**What you are asked to do**
From the listing below, extract every line in which the word "assured" appears.

**Data in this exercise**
## Start

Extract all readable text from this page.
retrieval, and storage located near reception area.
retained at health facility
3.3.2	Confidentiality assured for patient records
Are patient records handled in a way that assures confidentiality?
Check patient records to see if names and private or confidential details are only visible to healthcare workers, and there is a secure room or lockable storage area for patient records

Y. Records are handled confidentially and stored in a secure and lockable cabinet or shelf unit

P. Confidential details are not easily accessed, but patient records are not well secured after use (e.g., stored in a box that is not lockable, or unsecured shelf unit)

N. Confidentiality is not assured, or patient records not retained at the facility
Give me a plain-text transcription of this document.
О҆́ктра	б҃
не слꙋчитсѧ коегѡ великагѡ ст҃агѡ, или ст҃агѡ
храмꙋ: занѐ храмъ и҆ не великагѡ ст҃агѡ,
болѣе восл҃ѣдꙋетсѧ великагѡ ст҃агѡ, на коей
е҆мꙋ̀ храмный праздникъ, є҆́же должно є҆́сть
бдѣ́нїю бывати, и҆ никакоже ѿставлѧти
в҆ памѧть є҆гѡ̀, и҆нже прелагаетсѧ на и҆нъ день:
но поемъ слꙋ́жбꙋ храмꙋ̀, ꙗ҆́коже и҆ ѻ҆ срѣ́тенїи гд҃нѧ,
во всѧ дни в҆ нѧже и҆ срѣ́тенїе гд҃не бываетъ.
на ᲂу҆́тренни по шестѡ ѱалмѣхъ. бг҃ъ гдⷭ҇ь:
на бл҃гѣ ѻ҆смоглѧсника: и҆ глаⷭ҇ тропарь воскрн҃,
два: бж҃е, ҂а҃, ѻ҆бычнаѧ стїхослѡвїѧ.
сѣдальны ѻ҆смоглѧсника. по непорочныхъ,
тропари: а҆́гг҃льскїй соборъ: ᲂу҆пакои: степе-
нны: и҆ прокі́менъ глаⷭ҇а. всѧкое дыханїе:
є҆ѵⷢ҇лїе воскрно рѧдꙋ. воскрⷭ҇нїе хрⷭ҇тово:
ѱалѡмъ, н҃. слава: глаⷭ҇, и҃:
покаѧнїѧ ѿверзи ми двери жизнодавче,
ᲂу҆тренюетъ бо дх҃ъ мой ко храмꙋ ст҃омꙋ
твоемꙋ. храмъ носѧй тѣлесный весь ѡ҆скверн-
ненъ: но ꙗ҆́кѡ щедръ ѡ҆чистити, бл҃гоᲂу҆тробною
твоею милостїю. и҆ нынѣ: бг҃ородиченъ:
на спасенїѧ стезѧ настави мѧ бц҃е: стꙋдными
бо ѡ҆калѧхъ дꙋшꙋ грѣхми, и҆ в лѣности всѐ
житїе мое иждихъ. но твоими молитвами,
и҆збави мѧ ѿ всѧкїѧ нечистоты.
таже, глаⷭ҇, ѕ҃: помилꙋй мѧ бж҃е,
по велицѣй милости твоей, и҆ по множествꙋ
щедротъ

## End

**Written solution**
3.3.2	Confidentiality assured for patient records
N. Confidentiality is not assured, or patient records not retained at the facility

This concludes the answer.